> _Direction_: Copy the material below line for line, with no changes.

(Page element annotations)
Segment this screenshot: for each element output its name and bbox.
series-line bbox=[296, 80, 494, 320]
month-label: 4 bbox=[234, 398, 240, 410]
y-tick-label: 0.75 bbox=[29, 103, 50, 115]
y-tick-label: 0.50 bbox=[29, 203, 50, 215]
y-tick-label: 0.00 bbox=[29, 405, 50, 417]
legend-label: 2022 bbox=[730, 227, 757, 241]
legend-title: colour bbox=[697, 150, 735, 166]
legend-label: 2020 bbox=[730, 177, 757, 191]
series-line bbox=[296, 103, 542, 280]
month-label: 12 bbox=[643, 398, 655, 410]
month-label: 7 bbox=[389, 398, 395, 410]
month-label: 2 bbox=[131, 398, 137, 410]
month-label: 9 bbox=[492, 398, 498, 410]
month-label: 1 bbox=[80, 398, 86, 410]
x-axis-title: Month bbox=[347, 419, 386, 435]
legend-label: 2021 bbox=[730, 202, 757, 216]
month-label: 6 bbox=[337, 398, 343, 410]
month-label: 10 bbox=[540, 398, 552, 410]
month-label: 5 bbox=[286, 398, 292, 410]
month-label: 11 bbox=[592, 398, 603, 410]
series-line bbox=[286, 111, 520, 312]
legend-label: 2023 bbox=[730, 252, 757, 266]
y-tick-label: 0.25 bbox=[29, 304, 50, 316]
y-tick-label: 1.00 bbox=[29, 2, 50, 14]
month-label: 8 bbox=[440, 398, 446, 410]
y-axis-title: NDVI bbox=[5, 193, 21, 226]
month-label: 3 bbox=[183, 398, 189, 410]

> _Written solution_:
Segment this screenshot: for each element output its name and bbox.
series-line bbox=[296, 80, 494, 320]
month-label: 4 bbox=[234, 398, 240, 410]
y-tick-label: 0.75 bbox=[29, 103, 50, 115]
y-tick-label: 0.50 bbox=[29, 203, 50, 215]
y-tick-label: 0.00 bbox=[29, 405, 50, 417]
legend-label: 2022 bbox=[730, 227, 757, 241]
legend-title: colour bbox=[697, 150, 735, 166]
legend-label: 2020 bbox=[730, 177, 757, 191]
series-line bbox=[296, 103, 542, 280]
month-label: 12 bbox=[643, 398, 655, 410]
month-label: 7 bbox=[389, 398, 395, 410]
month-label: 2 bbox=[131, 398, 137, 410]
month-label: 9 bbox=[492, 398, 498, 410]
month-label: 1 bbox=[80, 398, 86, 410]
x-axis-title: Month bbox=[347, 419, 386, 435]
legend-label: 2021 bbox=[730, 202, 757, 216]
month-label: 6 bbox=[337, 398, 343, 410]
month-label: 10 bbox=[540, 398, 552, 410]
month-label: 5 bbox=[286, 398, 292, 410]
month-label: 11 bbox=[592, 398, 603, 410]
series-line bbox=[286, 111, 520, 312]
legend-label: 2023 bbox=[730, 252, 757, 266]
y-tick-label: 0.25 bbox=[29, 304, 50, 316]
y-tick-label: 1.00 bbox=[29, 2, 50, 14]
month-label: 8 bbox=[440, 398, 446, 410]
y-axis-title: NDVI bbox=[5, 193, 21, 226]
month-label: 3 bbox=[183, 398, 189, 410]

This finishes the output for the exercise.